Dataset entries
** START **

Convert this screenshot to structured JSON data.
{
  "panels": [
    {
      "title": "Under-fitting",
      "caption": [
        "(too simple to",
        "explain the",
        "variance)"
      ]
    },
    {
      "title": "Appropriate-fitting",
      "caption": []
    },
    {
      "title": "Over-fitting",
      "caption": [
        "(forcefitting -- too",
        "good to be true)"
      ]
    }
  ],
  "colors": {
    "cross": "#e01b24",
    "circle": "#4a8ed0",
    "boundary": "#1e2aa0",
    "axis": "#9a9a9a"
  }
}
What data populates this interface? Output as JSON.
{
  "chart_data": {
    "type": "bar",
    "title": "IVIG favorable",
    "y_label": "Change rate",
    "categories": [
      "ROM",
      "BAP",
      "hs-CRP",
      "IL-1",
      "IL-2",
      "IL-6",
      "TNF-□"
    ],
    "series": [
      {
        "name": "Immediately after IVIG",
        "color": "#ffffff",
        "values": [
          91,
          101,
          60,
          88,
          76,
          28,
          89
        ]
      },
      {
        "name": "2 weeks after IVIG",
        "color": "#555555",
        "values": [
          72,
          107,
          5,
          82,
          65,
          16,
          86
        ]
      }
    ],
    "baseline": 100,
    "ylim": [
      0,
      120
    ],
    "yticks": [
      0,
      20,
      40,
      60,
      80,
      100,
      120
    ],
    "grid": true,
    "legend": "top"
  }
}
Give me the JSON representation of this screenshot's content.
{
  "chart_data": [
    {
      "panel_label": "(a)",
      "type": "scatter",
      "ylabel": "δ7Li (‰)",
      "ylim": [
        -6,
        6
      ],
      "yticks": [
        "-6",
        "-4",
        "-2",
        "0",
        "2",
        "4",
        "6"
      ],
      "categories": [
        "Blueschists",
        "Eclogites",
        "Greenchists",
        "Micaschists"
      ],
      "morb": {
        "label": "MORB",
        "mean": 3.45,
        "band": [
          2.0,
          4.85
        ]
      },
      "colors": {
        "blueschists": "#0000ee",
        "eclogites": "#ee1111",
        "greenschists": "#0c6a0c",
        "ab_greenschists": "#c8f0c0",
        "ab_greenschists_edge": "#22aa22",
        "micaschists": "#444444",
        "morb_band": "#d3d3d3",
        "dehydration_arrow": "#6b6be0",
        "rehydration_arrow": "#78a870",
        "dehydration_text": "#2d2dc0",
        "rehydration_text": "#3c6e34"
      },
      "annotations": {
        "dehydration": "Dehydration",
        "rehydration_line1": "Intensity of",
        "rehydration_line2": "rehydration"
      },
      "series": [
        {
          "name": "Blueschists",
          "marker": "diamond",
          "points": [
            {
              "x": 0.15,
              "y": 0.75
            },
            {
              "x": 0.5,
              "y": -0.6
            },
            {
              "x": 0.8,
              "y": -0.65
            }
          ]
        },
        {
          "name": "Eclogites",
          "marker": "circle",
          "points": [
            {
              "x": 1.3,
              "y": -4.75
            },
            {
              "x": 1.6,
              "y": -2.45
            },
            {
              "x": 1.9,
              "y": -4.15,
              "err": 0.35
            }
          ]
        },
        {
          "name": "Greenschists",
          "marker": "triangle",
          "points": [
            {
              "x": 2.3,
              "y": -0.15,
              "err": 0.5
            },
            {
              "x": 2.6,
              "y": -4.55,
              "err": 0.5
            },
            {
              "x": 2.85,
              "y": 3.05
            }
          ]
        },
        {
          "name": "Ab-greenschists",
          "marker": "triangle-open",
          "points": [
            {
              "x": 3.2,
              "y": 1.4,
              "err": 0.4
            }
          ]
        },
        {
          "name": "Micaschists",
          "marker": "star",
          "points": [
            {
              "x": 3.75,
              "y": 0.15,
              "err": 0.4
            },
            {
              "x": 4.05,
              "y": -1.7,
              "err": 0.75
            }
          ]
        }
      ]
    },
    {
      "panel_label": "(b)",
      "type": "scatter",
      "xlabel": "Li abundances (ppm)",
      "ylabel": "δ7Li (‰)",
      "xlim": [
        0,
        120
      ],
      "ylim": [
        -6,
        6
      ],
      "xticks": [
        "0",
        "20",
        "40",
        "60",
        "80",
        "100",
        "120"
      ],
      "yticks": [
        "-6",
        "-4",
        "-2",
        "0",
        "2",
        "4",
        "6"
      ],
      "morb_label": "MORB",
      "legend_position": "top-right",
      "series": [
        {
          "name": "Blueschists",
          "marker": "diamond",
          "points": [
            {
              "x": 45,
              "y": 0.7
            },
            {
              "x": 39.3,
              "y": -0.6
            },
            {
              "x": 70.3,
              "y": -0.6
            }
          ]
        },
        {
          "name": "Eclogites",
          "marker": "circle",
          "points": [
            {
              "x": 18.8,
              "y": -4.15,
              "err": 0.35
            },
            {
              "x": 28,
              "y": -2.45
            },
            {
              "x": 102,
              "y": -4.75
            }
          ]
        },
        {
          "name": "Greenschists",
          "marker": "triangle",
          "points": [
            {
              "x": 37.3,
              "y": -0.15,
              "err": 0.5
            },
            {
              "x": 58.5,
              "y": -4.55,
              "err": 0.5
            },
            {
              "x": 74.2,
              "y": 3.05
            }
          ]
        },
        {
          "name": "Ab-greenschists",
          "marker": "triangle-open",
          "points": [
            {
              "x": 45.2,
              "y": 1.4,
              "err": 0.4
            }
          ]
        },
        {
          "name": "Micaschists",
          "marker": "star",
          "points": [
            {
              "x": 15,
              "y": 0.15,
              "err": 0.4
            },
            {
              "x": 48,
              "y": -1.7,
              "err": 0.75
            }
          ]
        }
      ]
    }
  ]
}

** END **

All of the entries must be quoted exactly; please include each one.

Convert this screenshot to structured JSON data.
{
  "panels": [
    {
      "title": "Under-fitting",
      "caption": [
        "(too simple to",
        "explain the",
        "variance)"
      ]
    },
    {
      "title": "Appropriate-fitting",
      "caption": []
    },
    {
      "title": "Over-fitting",
      "caption": [
        "(forcefitting -- too",
        "good to be true)"
      ]
    }
  ],
  "colors": {
    "cross": "#e01b24",
    "circle": "#4a8ed0",
    "boundary": "#1e2aa0",
    "axis": "#9a9a9a"
  }
}
What data populates this interface? Output as JSON.
{
  "chart_data": {
    "type": "bar",
    "title": "IVIG favorable",
    "y_label": "Change rate",
    "categories": [
      "ROM",
      "BAP",
      "hs-CRP",
      "IL-1",
      "IL-2",
      "IL-6",
      "TNF-□"
    ],
    "series": [
      {
        "name": "Immediately after IVIG",
        "color": "#ffffff",
        "values": [
          91,
          101,
          60,
          88,
          76,
          28,
          89
        ]
      },
      {
        "name": "2 weeks after IVIG",
        "color": "#555555",
        "values": [
          72,
          107,
          5,
          82,
          65,
          16,
          86
        ]
      }
    ],
    "baseline": 100,
    "ylim": [
      0,
      120
    ],
    "yticks": [
      0,
      20,
      40,
      60,
      80,
      100,
      120
    ],
    "grid": true,
    "legend": "top"
  }
}
Give me the JSON representation of this screenshot's content.
{
  "chart_data": [
    {
      "panel_label": "(a)",
      "type": "scatter",
      "ylabel": "δ7Li (‰)",
      "ylim": [
        -6,
        6
      ],
      "yticks": [
        "-6",
        "-4",
        "-2",
        "0",
        "2",
        "4",
        "6"
      ],
      "categories": [
        "Blueschists",
        "Eclogites",
        "Greenchists",
        "Micaschists"
      ],
      "morb": {
        "label": "MORB",
        "mean": 3.45,
        "band": [
          2.0,
          4.85
        ]
      },
      "colors": {
        "blueschists": "#0000ee",
        "eclogites": "#ee1111",
        "greenschists": "#0c6a0c",
        "ab_greenschists": "#c8f0c0",
        "ab_greenschists_edge": "#22aa22",
        "micaschists": "#444444",
        "morb_band": "#d3d3d3",
        "dehydration_arrow": "#6b6be0",
        "rehydration_arrow": "#78a870",
        "dehydration_text": "#2d2dc0",
        "rehydration_text": "#3c6e34"
      },
      "annotations": {
        "dehydration": "Dehydration",
        "rehydration_line1": "Intensity of",
        "rehydration_line2": "rehydration"
      },
      "series": [
        {
          "name": "Blueschists",
          "marker": "diamond",
          "points": [
            {
              "x": 0.15,
              "y": 0.75
            },
            {
              "x": 0.5,
              "y": -0.6
            },
            {
              "x": 0.8,
              "y": -0.65
            }
          ]
        },
        {
          "name": "Eclogites",
          "marker": "circle",
          "points": [
            {
              "x": 1.3,
              "y": -4.75
            },
            {
              "x": 1.6,
              "y": -2.45
            },
            {
              "x": 1.9,
              "y": -4.15,
              "err": 0.35
            }
          ]
        },
        {
          "name": "Greenschists",
          "marker": "triangle",
          "points": [
            {
              "x": 2.3,
              "y": -0.15,
              "err": 0.5
            },
            {
              "x": 2.6,
              "y": -4.55,
              "err": 0.5
            },
            {
              "x": 2.85,
              "y": 3.05
            }
          ]
        },
        {
          "name": "Ab-greenschists",
          "marker": "triangle-open",
          "points": [
            {
              "x": 3.2,
              "y": 1.4,
              "err": 0.4
            }
          ]
        },
        {
          "name": "Micaschists",
          "marker": "star",
          "points": [
            {
              "x": 3.75,
              "y": 0.15,
              "err": 0.4
            },
            {
              "x": 4.05,
              "y": -1.7,
              "err": 0.75
            }
          ]
        }
      ]
    },
    {
      "panel_label": "(b)",
      "type": "scatter",
      "xlabel": "Li abundances (ppm)",
      "ylabel": "δ7Li (‰)",
      "xlim": [
        0,
        120
      ],
      "ylim": [
        -6,
        6
      ],
      "xticks": [
        "0",
        "20",
        "40",
        "60",
        "80",
        "100",
        "120"
      ],
      "yticks": [
        "-6",
        "-4",
        "-2",
        "0",
        "2",
        "4",
        "6"
      ],
      "morb_label": "MORB",
      "legend_position": "top-right",
      "series": [
        {
          "name": "Blueschists",
          "marker": "diamond",
          "points": [
            {
              "x": 45,
              "y": 0.7
            },
            {
              "x": 39.3,
              "y": -0.6
            },
            {
              "x": 70.3,
              "y": -0.6
            }
          ]
        },
        {
          "name": "Eclogites",
          "marker": "circle",
          "points": [
            {
              "x": 18.8,
              "y": -4.15,
              "err": 0.35
            },
            {
              "x": 28,
              "y": -2.45
            },
            {
              "x": 102,
              "y": -4.75
            }
          ]
        },
        {
          "name": "Greenschists",
          "marker": "triangle",
          "points": [
            {
              "x": 37.3,
              "y": -0.15,
              "err": 0.5
            },
            {
              "x": 58.5,
              "y": -4.55,
              "err": 0.5
            },
            {
              "x": 74.2,
              "y": 3.05
            }
          ]
        },
        {
          "name": "Ab-greenschists",
          "marker": "triangle-open",
          "points": [
            {
              "x": 45.2,
              "y": 1.4,
              "err": 0.4
            }
          ]
        },
        {
          "name": "Micaschists",
          "marker": "star",
          "points": [
            {
              "x": 15,
              "y": 0.15,
              "err": 0.4
            },
            {
              "x": 48,
              "y": -1.7,
              "err": 0.75
            }
          ]
        }
      ]
    }
  ]
}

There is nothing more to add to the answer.